# RECORDS SHOWN:

════════════════

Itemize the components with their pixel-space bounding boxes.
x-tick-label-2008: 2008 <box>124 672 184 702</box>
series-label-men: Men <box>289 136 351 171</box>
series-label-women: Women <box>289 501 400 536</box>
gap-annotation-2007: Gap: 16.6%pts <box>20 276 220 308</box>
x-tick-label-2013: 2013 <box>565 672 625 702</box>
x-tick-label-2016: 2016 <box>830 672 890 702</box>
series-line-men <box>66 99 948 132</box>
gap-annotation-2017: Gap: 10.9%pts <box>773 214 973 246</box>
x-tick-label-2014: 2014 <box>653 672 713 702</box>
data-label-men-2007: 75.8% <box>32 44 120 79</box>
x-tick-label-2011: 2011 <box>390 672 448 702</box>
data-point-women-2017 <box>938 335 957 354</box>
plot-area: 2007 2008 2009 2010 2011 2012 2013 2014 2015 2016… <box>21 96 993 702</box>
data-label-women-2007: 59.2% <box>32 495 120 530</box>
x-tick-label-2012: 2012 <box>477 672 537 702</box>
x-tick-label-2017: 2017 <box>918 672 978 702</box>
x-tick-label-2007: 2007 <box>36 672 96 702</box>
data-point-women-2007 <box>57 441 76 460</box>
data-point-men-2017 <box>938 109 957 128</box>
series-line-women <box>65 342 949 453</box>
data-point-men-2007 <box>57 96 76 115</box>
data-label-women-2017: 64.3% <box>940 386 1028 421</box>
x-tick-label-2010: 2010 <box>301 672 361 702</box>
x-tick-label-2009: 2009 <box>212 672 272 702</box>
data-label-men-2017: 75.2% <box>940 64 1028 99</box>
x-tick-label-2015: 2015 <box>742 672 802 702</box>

════════════════

# WHAT IS EXPECTED:
Transcribe every line of the records above, keeping each character as it appears.

# OUTPUT:
Itemize the components with their pixel-space bounding boxes.
x-tick-label-2008: 2008 <box>124 672 184 702</box>
series-label-men: Men <box>289 136 351 171</box>
series-label-women: Women <box>289 501 400 536</box>
gap-annotation-2007: Gap: 16.6%pts <box>20 276 220 308</box>
x-tick-label-2013: 2013 <box>565 672 625 702</box>
x-tick-label-2016: 2016 <box>830 672 890 702</box>
series-line-men <box>66 99 948 132</box>
gap-annotation-2017: Gap: 10.9%pts <box>773 214 973 246</box>
x-tick-label-2014: 2014 <box>653 672 713 702</box>
data-label-men-2007: 75.8% <box>32 44 120 79</box>
x-tick-label-2011: 2011 <box>390 672 448 702</box>
data-point-women-2017 <box>938 335 957 354</box>
plot-area: 2007 2008 2009 2010 2011 2012 2013 2014 2015 2016… <box>21 96 993 702</box>
data-label-women-2007: 59.2% <box>32 495 120 530</box>
x-tick-label-2012: 2012 <box>477 672 537 702</box>
x-tick-label-2017: 2017 <box>918 672 978 702</box>
x-tick-label-2007: 2007 <box>36 672 96 702</box>
data-point-women-2007 <box>57 441 76 460</box>
data-point-men-2017 <box>938 109 957 128</box>
series-line-women <box>65 342 949 453</box>
data-point-men-2007 <box>57 96 76 115</box>
data-label-women-2017: 64.3% <box>940 386 1028 421</box>
x-tick-label-2010: 2010 <box>301 672 361 702</box>
x-tick-label-2009: 2009 <box>212 672 272 702</box>
data-label-men-2017: 75.2% <box>940 64 1028 99</box>
x-tick-label-2015: 2015 <box>742 672 802 702</box>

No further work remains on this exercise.